**What to work on:** Return the records that follow unaltered. Omit every picture.

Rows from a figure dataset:
==============================

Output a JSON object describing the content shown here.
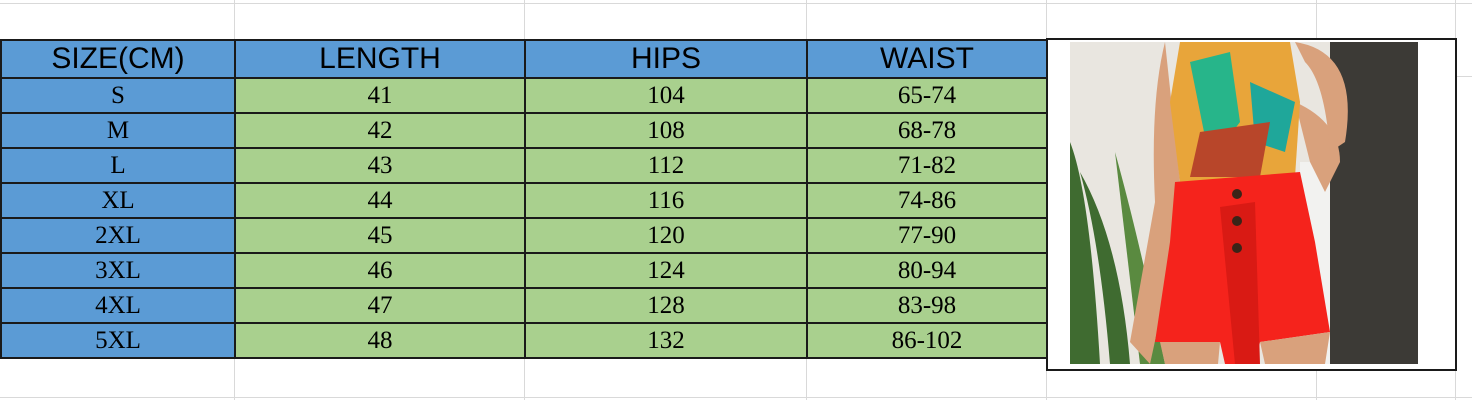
{
  "table": {
    "headers": [
      "SIZE(CM)",
      "LENGTH",
      "HIPS",
      "WAIST"
    ],
    "rows": [
      [
        "S",
        "41",
        "104",
        "65-74"
      ],
      [
        "M",
        "42",
        "108",
        "68-78"
      ],
      [
        "L",
        "43",
        "112",
        "71-82"
      ],
      [
        "XL",
        "44",
        "116",
        "74-86"
      ],
      [
        "2XL",
        "45",
        "120",
        "77-90"
      ],
      [
        "3XL",
        "46",
        "124",
        "80-94"
      ],
      [
        "4XL",
        "47",
        "128",
        "83-98"
      ],
      [
        "5XL",
        "48",
        "132",
        "86-102"
      ]
    ]
  },
  "colors": {
    "header": "#5b9bd5",
    "size_column": "#5b9bd5",
    "values": "#a9d08e",
    "shorts": "#f5231c"
  },
  "image": {
    "icon": "product-photo-red-high-waist-shorts"
  }
}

==============================

**Worked answer:**
Output a JSON object describing the content shown here.
{
  "table": {
    "headers": [
      "SIZE(CM)",
      "LENGTH",
      "HIPS",
      "WAIST"
    ],
    "rows": [
      [
        "S",
        "41",
        "104",
        "65-74"
      ],
      [
        "M",
        "42",
        "108",
        "68-78"
      ],
      [
        "L",
        "43",
        "112",
        "71-82"
      ],
      [
        "XL",
        "44",
        "116",
        "74-86"
      ],
      [
        "2XL",
        "45",
        "120",
        "77-90"
      ],
      [
        "3XL",
        "46",
        "124",
        "80-94"
      ],
      [
        "4XL",
        "47",
        "128",
        "83-98"
      ],
      [
        "5XL",
        "48",
        "132",
        "86-102"
      ]
    ]
  },
  "colors": {
    "header": "#5b9bd5",
    "size_column": "#5b9bd5",
    "values": "#a9d08e",
    "shorts": "#f5231c"
  },
  "image": {
    "icon": "product-photo-red-high-waist-shorts"
  }
}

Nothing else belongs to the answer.